[Stored data]
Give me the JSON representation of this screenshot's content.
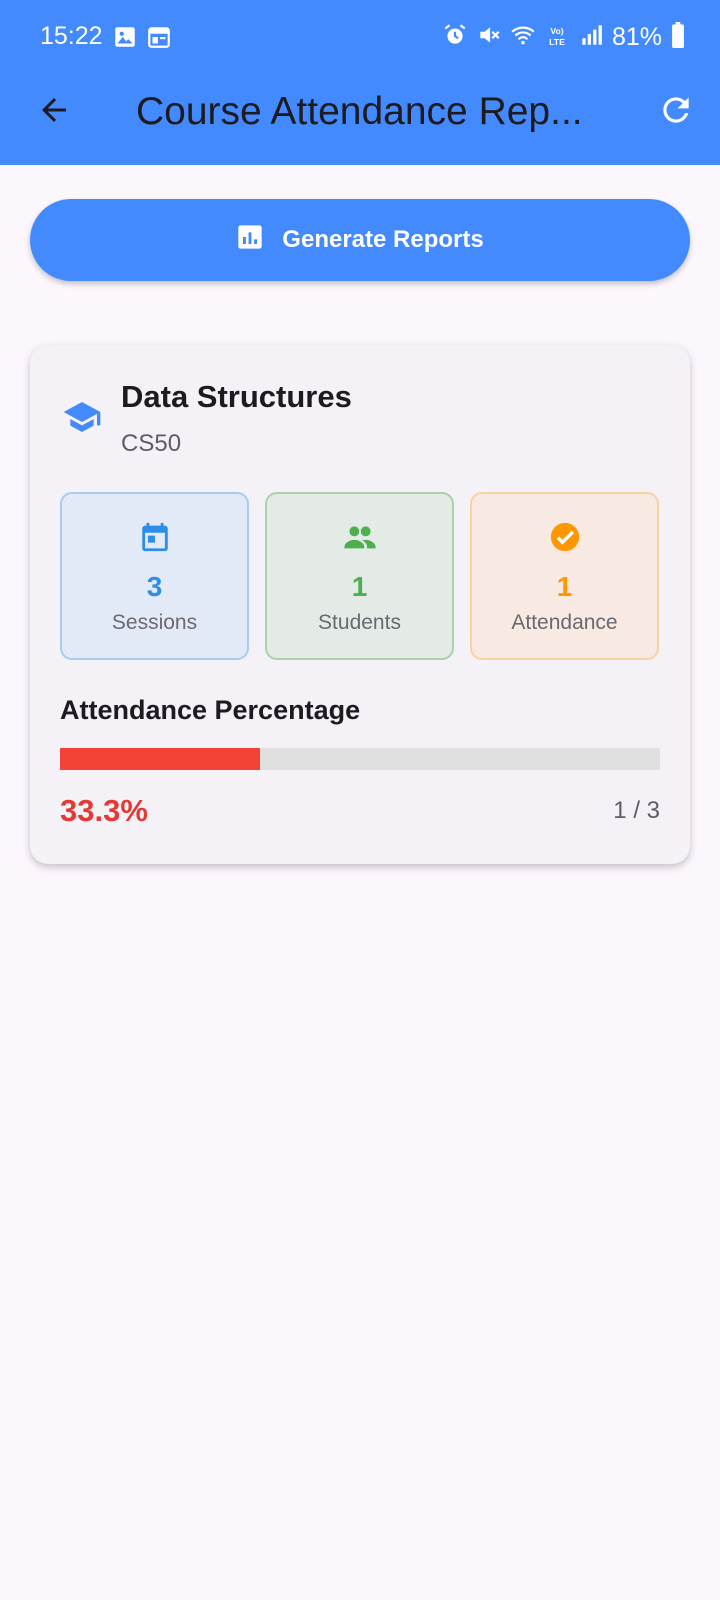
{
  "status_bar": {
    "time": "15:22",
    "battery": "81%",
    "left_icons": [
      "gallery-icon",
      "calendar-icon"
    ],
    "right_icons": [
      "alarm-icon",
      "mute-icon",
      "wifi-icon",
      "volte-icon",
      "signal-icon",
      "battery-icon"
    ]
  },
  "app_bar": {
    "title": "Course Attendance Rep...",
    "back_icon": "arrow-back-icon",
    "refresh_icon": "refresh-icon",
    "background": "#448AFF"
  },
  "generate_button": {
    "label": "Generate Reports",
    "icon": "bar-chart-icon"
  },
  "course": {
    "name": "Data Structures",
    "code": "CS50",
    "icon": "graduation-cap-icon",
    "stats": [
      {
        "value": "3",
        "label": "Sessions",
        "icon": "calendar-icon",
        "color": "#2E8DE6"
      },
      {
        "value": "1",
        "label": "Students",
        "icon": "people-icon",
        "color": "#4CAF50"
      },
      {
        "value": "1",
        "label": "Attendance",
        "icon": "check-circle-icon",
        "color": "#FF9800"
      }
    ],
    "attendance": {
      "title": "Attendance Percentage",
      "percent_text": "33.3%",
      "ratio_text": "1 / 3",
      "fraction": 0.333,
      "bar_color": "#F44336"
    }
  }
}
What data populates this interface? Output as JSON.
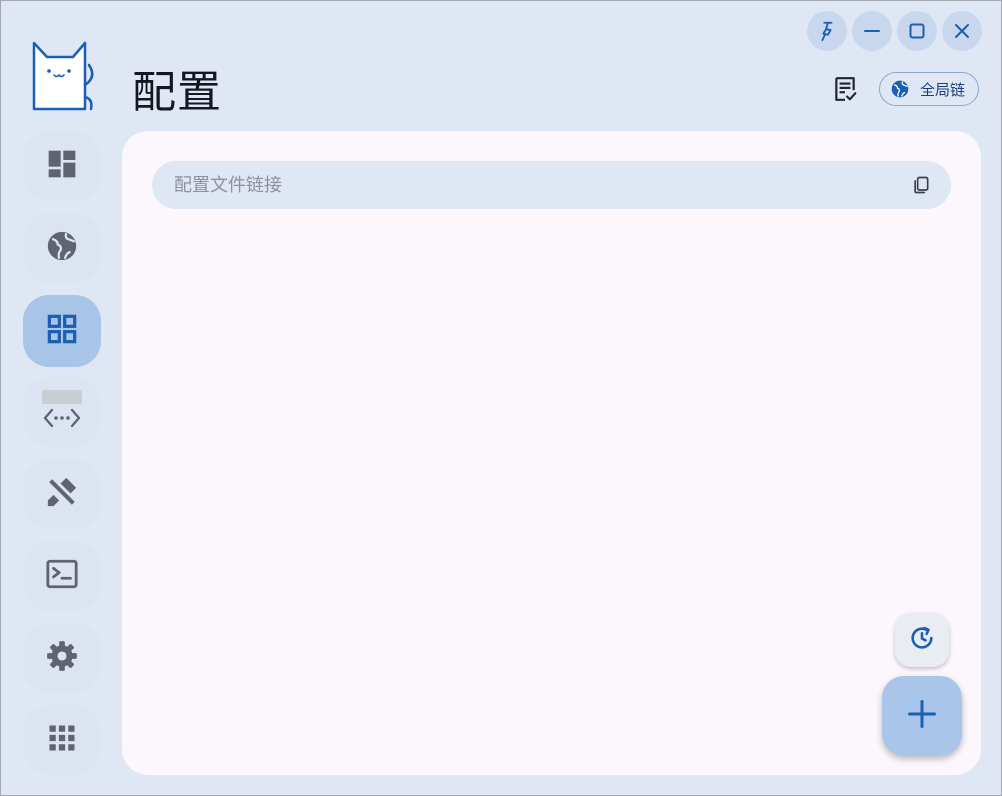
{
  "header": {
    "title": "配置",
    "mode_chip_label": "全局链"
  },
  "window_controls": {
    "pin_icon": "pin-icon",
    "minimize_icon": "minimize-icon",
    "maximize_icon": "maximize-icon",
    "close_icon": "close-icon"
  },
  "sidebar": {
    "logo_icon": "cat-logo-icon",
    "items": [
      {
        "icon": "dashboard-icon",
        "active": false
      },
      {
        "icon": "globe-icon",
        "active": false
      },
      {
        "icon": "grid-icon",
        "active": true
      },
      {
        "icon": "connections-icon",
        "active": false
      },
      {
        "icon": "tools-icon",
        "active": false
      },
      {
        "icon": "terminal-icon",
        "active": false
      },
      {
        "icon": "settings-icon",
        "active": false
      },
      {
        "icon": "apps-icon",
        "active": false
      }
    ]
  },
  "main": {
    "url_input": {
      "value": "",
      "placeholder": "配置文件链接"
    }
  },
  "colors": {
    "window_bg": "#e0e7f4",
    "panel_bg": "#fbf7fc",
    "accent": "#1a5fb4",
    "active_nav": "#a8c4e6",
    "icon_gray": "#5f6470",
    "fab_bg": "#a9c6ea"
  }
}
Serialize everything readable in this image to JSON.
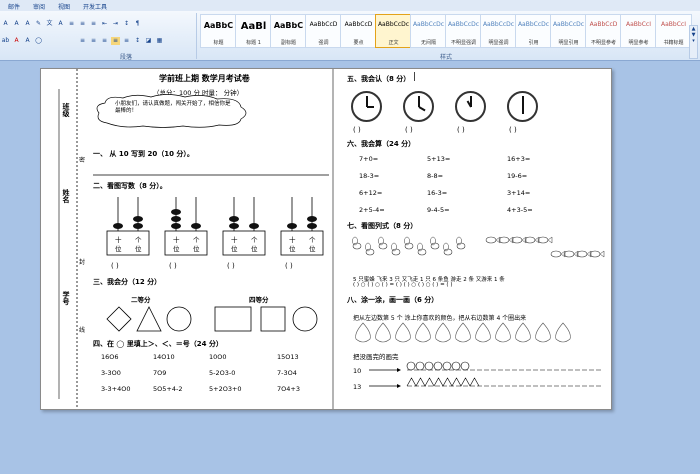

__Task details__
Write the entries above out in full, exactly, with no images.

__Written reply__
Give me the JSON representation of this screenshot's content.
{
  "status_bar": {
    "time": "15:22",
    "battery": "81%",
    "left_icons": [
      "gallery-icon",
      "calendar-icon"
    ],
    "right_icons": [
      "alarm-icon",
      "mute-icon",
      "wifi-icon",
      "volte-icon",
      "signal-icon",
      "battery-icon"
    ]
  },
  "app_bar": {
    "title": "Course Attendance Rep...",
    "back_icon": "arrow-back-icon",
    "refresh_icon": "refresh-icon",
    "background": "#448AFF"
  },
  "generate_button": {
    "label": "Generate Reports",
    "icon": "bar-chart-icon"
  },
  "course": {
    "name": "Data Structures",
    "code": "CS50",
    "icon": "graduation-cap-icon",
    "stats": [
      {
        "value": "3",
        "label": "Sessions",
        "icon": "calendar-icon",
        "color": "#2E8DE6"
      },
      {
        "value": "1",
        "label": "Students",
        "icon": "people-icon",
        "color": "#4CAF50"
      },
      {
        "value": "1",
        "label": "Attendance",
        "icon": "check-circle-icon",
        "color": "#FF9800"
      }
    ],
    "attendance": {
      "title": "Attendance Percentage",
      "percent_text": "33.3%",
      "ratio_text": "1 / 3",
      "fraction": 0.333,
      "bar_color": "#F44336"
    }
  }
}
What data populates this interface? Output as JSON.
{
  "header": {
    "title": "配置",
    "mode_chip_label": "全局链"
  },
  "window_controls": {
    "pin_icon": "pin-icon",
    "minimize_icon": "minimize-icon",
    "maximize_icon": "maximize-icon",
    "close_icon": "close-icon"
  },
  "sidebar": {
    "logo_icon": "cat-logo-icon",
    "items": [
      {
        "icon": "dashboard-icon",
        "active": false
      },
      {
        "icon": "globe-icon",
        "active": false
      },
      {
        "icon": "grid-icon",
        "active": true
      },
      {
        "icon": "connections-icon",
        "active": false
      },
      {
        "icon": "tools-icon",
        "active": false
      },
      {
        "icon": "terminal-icon",
        "active": false
      },
      {
        "icon": "settings-icon",
        "active": false
      },
      {
        "icon": "apps-icon",
        "active": false
      }
    ]
  },
  "main": {
    "url_input": {
      "value": "",
      "placeholder": "配置文件链接"
    }
  },
  "colors": {
    "window_bg": "#e0e7f4",
    "panel_bg": "#fbf7fc",
    "accent": "#1a5fb4",
    "active_nav": "#a8c4e6",
    "icon_gray": "#5f6470",
    "fab_bg": "#a9c6ea"
  }
}
Serialize everything readable in this image to JSON.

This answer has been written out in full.